Go through the records below and copy out every line holding "pour".
..........
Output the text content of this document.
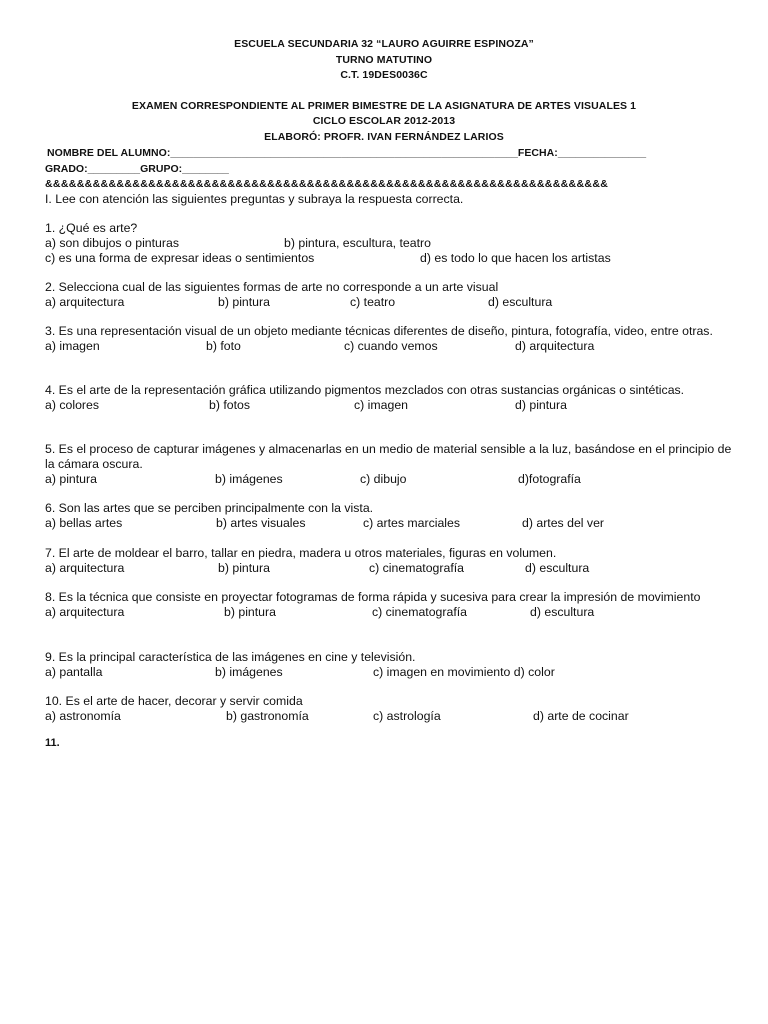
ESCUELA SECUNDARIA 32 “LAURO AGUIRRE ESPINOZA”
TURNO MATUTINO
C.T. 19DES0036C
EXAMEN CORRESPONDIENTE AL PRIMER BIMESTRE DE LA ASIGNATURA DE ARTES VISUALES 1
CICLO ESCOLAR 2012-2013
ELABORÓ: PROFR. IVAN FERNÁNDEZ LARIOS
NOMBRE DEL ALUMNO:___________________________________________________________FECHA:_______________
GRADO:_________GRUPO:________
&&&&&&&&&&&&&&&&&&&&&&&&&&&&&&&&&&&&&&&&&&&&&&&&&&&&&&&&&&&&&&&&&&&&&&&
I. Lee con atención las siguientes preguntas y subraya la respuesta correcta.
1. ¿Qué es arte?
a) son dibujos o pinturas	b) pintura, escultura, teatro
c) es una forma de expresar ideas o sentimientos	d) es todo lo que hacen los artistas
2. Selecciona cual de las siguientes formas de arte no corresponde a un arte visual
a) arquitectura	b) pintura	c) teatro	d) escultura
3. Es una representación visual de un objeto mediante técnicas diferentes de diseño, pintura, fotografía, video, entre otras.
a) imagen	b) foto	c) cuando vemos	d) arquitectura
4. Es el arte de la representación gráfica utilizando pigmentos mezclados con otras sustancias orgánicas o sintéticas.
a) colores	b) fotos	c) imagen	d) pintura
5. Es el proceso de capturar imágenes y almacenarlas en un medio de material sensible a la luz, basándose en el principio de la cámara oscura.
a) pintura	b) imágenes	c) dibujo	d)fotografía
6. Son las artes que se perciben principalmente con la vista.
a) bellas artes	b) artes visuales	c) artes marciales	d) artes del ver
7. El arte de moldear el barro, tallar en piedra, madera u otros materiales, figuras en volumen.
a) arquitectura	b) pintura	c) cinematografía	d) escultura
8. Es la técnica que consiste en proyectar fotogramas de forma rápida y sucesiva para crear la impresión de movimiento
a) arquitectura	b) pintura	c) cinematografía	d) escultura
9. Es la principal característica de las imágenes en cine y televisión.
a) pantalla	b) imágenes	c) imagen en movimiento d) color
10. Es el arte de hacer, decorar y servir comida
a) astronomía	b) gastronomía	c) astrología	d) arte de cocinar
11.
..........
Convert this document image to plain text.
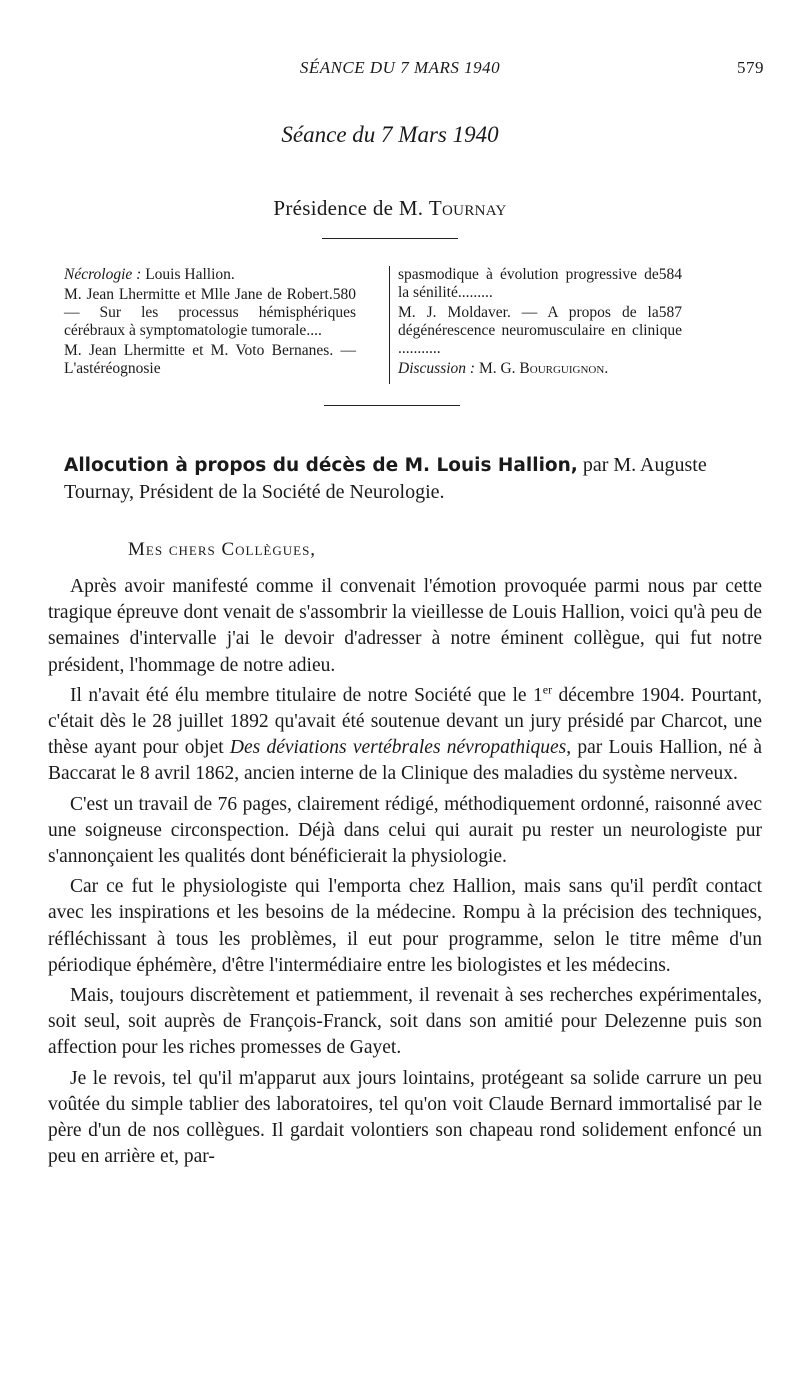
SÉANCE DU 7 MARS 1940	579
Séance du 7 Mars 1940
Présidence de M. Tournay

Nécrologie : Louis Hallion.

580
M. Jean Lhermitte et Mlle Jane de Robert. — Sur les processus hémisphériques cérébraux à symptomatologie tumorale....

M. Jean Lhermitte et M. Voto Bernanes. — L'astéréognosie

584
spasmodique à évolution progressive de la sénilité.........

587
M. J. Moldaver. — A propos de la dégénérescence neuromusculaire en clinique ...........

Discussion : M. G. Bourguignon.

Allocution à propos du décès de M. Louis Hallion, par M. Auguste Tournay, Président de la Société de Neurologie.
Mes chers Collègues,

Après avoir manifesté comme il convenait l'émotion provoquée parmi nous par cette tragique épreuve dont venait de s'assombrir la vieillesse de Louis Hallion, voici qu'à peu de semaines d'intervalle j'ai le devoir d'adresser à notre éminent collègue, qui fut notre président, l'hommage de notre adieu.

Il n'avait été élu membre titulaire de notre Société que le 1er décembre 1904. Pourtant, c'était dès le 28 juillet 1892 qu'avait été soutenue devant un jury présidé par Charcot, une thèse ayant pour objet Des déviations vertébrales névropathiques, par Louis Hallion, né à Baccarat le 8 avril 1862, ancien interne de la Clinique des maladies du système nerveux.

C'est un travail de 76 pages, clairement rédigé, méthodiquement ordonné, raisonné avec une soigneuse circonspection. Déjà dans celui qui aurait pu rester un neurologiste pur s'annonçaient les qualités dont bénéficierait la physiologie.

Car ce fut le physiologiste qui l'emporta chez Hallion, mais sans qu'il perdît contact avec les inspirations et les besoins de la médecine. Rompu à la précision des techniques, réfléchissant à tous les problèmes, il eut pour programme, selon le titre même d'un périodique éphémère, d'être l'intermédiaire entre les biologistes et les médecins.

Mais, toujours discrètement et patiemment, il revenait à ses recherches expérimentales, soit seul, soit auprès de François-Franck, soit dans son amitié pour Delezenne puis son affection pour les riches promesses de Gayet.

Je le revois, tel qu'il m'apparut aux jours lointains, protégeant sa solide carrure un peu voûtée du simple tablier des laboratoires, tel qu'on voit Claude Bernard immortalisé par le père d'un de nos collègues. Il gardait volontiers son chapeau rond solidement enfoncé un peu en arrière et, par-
..........
**Response**
Il n'avait été élu membre titulaire de notre Société que le 1er décembre 1904. Pourtant, c'était dès le 28 juillet 1892 qu'avait été soutenue devant un jury présidé par Charcot, une thèse ayant pour objet Des déviations vertébrales névropathiques, par Louis Hallion, né à Baccarat le 8 avril 1862, ancien interne de la Clinique des maladies du système nerveux.
Car ce fut le physiologiste qui l'emporta chez Hallion, mais sans qu'il perdît contact avec les inspirations et les besoins de la médecine. Rompu à la précision des techniques, réfléchissant à tous les problèmes, il eut pour programme, selon le titre même d'un périodique éphémère, d'être l'intermédiaire entre les biologistes et les médecins.
Mais, toujours discrètement et patiemment, il revenait à ses recherches expérimentales, soit seul, soit auprès de François-Franck, soit dans son amitié pour Delezenne puis son affection pour les riches promesses de Gayet.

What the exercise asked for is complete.